* start *
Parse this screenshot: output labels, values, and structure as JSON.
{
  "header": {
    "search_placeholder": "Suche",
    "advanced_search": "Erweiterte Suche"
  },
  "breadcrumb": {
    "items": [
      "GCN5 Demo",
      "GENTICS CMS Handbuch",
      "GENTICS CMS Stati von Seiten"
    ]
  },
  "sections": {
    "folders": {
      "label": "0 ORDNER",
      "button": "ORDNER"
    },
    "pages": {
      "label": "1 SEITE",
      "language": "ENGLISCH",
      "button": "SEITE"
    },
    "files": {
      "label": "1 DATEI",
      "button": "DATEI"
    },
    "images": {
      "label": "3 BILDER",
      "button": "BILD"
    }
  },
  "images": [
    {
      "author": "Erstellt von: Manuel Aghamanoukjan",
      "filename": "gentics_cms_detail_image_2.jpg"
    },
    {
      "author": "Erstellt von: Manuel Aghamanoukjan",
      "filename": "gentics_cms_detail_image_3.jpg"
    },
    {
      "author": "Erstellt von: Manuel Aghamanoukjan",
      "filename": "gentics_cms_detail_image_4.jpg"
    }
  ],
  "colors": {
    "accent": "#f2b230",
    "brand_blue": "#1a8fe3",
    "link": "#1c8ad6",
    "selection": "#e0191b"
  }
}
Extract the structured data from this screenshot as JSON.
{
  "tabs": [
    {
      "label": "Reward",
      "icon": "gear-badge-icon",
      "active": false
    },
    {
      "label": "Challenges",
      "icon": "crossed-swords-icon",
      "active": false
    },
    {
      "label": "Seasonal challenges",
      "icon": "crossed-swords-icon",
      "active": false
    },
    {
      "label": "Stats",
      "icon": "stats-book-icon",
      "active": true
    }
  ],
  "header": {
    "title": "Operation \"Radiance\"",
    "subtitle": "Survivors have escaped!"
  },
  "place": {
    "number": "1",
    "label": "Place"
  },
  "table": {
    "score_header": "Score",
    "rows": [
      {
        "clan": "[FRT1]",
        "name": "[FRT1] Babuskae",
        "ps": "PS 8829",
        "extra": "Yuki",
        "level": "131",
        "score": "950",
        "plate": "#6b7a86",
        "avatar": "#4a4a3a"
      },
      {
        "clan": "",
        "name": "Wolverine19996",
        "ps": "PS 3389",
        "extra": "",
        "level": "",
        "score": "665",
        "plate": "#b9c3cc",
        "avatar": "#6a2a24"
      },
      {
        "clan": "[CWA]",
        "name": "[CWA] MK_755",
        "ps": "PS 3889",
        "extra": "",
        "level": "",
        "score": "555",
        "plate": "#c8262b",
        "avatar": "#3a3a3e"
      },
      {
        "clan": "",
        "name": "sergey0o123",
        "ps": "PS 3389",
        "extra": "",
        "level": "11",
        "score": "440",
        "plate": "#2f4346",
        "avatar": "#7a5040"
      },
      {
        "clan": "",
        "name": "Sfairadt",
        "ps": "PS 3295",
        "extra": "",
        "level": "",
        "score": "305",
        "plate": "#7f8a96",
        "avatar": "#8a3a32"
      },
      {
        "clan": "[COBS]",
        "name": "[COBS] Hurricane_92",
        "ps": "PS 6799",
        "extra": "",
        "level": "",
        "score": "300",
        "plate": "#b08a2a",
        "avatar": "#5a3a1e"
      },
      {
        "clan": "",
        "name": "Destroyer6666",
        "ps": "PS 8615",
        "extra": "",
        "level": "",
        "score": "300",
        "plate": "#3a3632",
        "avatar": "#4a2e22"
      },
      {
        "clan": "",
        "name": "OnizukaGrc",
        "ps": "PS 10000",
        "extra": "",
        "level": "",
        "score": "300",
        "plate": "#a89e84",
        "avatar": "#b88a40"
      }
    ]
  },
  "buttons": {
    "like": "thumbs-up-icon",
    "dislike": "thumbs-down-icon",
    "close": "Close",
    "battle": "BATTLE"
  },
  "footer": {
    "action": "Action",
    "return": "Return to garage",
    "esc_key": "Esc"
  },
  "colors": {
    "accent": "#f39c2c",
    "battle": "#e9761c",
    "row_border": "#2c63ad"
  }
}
* end *
What is needed here is an exact reproduction of all the entries.

ANSWER TO THE PROBLEM:
Parse this screenshot: output labels, values, and structure as JSON.
{
  "header": {
    "search_placeholder": "Suche",
    "advanced_search": "Erweiterte Suche"
  },
  "breadcrumb": {
    "items": [
      "GCN5 Demo",
      "GENTICS CMS Handbuch",
      "GENTICS CMS Stati von Seiten"
    ]
  },
  "sections": {
    "folders": {
      "label": "0 ORDNER",
      "button": "ORDNER"
    },
    "pages": {
      "label": "1 SEITE",
      "language": "ENGLISCH",
      "button": "SEITE"
    },
    "files": {
      "label": "1 DATEI",
      "button": "DATEI"
    },
    "images": {
      "label": "3 BILDER",
      "button": "BILD"
    }
  },
  "images": [
    {
      "author": "Erstellt von: Manuel Aghamanoukjan",
      "filename": "gentics_cms_detail_image_2.jpg"
    },
    {
      "author": "Erstellt von: Manuel Aghamanoukjan",
      "filename": "gentics_cms_detail_image_3.jpg"
    },
    {
      "author": "Erstellt von: Manuel Aghamanoukjan",
      "filename": "gentics_cms_detail_image_4.jpg"
    }
  ],
  "colors": {
    "accent": "#f2b230",
    "brand_blue": "#1a8fe3",
    "link": "#1c8ad6",
    "selection": "#e0191b"
  }
}
Extract the structured data from this screenshot as JSON.
{
  "tabs": [
    {
      "label": "Reward",
      "icon": "gear-badge-icon",
      "active": false
    },
    {
      "label": "Challenges",
      "icon": "crossed-swords-icon",
      "active": false
    },
    {
      "label": "Seasonal challenges",
      "icon": "crossed-swords-icon",
      "active": false
    },
    {
      "label": "Stats",
      "icon": "stats-book-icon",
      "active": true
    }
  ],
  "header": {
    "title": "Operation \"Radiance\"",
    "subtitle": "Survivors have escaped!"
  },
  "place": {
    "number": "1",
    "label": "Place"
  },
  "table": {
    "score_header": "Score",
    "rows": [
      {
        "clan": "[FRT1]",
        "name": "[FRT1] Babuskae",
        "ps": "PS 8829",
        "extra": "Yuki",
        "level": "131",
        "score": "950",
        "plate": "#6b7a86",
        "avatar": "#4a4a3a"
      },
      {
        "clan": "",
        "name": "Wolverine19996",
        "ps": "PS 3389",
        "extra": "",
        "level": "",
        "score": "665",
        "plate": "#b9c3cc",
        "avatar": "#6a2a24"
      },
      {
        "clan": "[CWA]",
        "name": "[CWA] MK_755",
        "ps": "PS 3889",
        "extra": "",
        "level": "",
        "score": "555",
        "plate": "#c8262b",
        "avatar": "#3a3a3e"
      },
      {
        "clan": "",
        "name": "sergey0o123",
        "ps": "PS 3389",
        "extra": "",
        "level": "11",
        "score": "440",
        "plate": "#2f4346",
        "avatar": "#7a5040"
      },
      {
        "clan": "",
        "name": "Sfairadt",
        "ps": "PS 3295",
        "extra": "",
        "level": "",
        "score": "305",
        "plate": "#7f8a96",
        "avatar": "#8a3a32"
      },
      {
        "clan": "[COBS]",
        "name": "[COBS] Hurricane_92",
        "ps": "PS 6799",
        "extra": "",
        "level": "",
        "score": "300",
        "plate": "#b08a2a",
        "avatar": "#5a3a1e"
      },
      {
        "clan": "",
        "name": "Destroyer6666",
        "ps": "PS 8615",
        "extra": "",
        "level": "",
        "score": "300",
        "plate": "#3a3632",
        "avatar": "#4a2e22"
      },
      {
        "clan": "",
        "name": "OnizukaGrc",
        "ps": "PS 10000",
        "extra": "",
        "level": "",
        "score": "300",
        "plate": "#a89e84",
        "avatar": "#b88a40"
      }
    ]
  },
  "buttons": {
    "like": "thumbs-up-icon",
    "dislike": "thumbs-down-icon",
    "close": "Close",
    "battle": "BATTLE"
  },
  "footer": {
    "action": "Action",
    "return": "Return to garage",
    "esc_key": "Esc"
  },
  "colors": {
    "accent": "#f39c2c",
    "battle": "#e9761c",
    "row_border": "#2c63ad"
  }
}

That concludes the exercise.